● Aim
List all lines of the data that include the string "requests".
--- Stored data ---
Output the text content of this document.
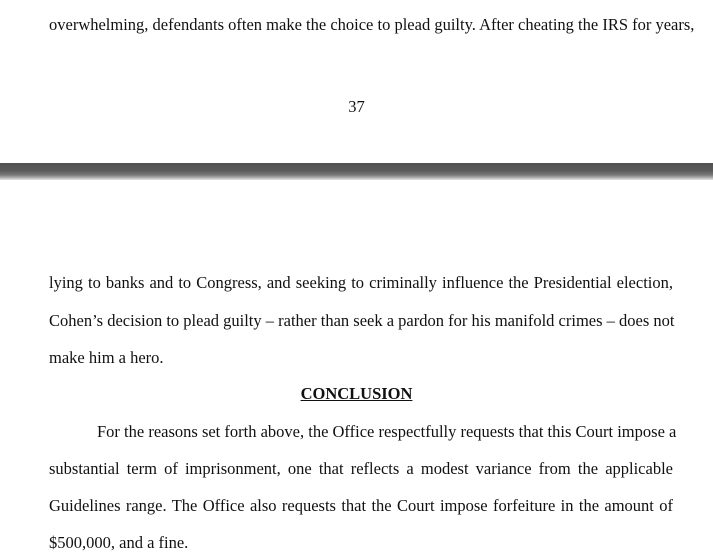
overwhelming, defendants often make the choice to plead guilty. After cheating the IRS for years,
37
lying to banks and to Congress, and seeking to criminally influence the Presidential election,
Cohen’s decision to plead guilty – rather than seek a pardon for his manifold crimes – does not
make him a hero.
CONCLUSION
For the reasons set forth above, the Office respectfully requests that this Court impose a
substantial term of imprisonment, one that reflects a modest variance from the applicable
Guidelines range. The Office also requests that the Court impose forfeiture in the amount of
$500,000, and a fine.
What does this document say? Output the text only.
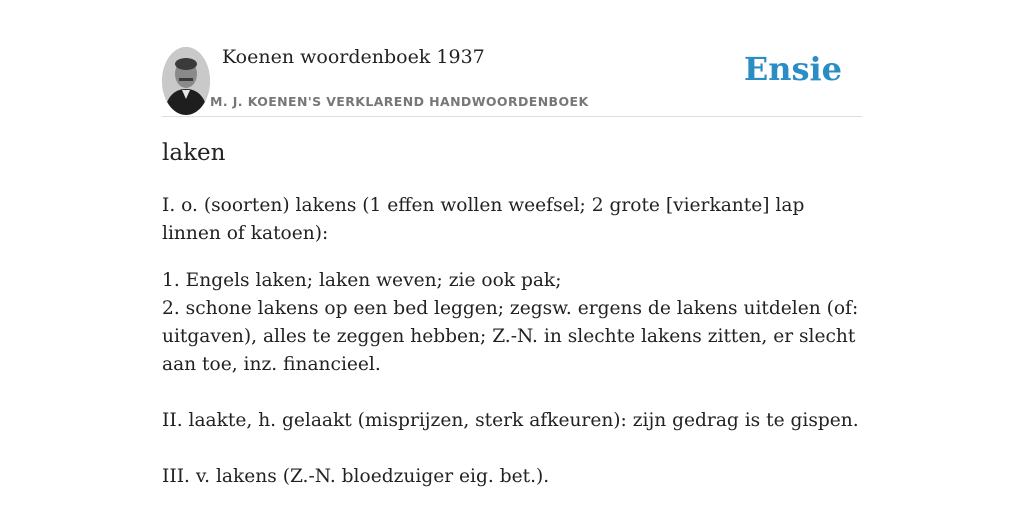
Koenen woordenboek 1937
M. J. KOENEN'S VERKLAREND HANDWOORDENBOEK
Ensie
laken

I. o. (soorten) lakens (1 effen wollen weefsel; 2 grote [vierkante] lap linnen of katoen):

1. Engels laken; laken weven; zie ook pak;

2. schone lakens op een bed leggen; zegsw. ergens de lakens uitdelen (of: uitgaven), alles te zeggen hebben; Z.-N. in slechte lakens zitten, er slecht aan toe, inz. financieel.

II. laakte, h. gelaakt (misprijzen, sterk afkeuren): zijn gedrag is te gispen.

III. v. lakens (Z.-N. bloedzuiger eig. bet.).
---
● Task answer
For the reasons set forth above, the Office respectfully requests that this Court impose a
Guidelines range. The Office also requests that the Court impose forfeiture in the amount of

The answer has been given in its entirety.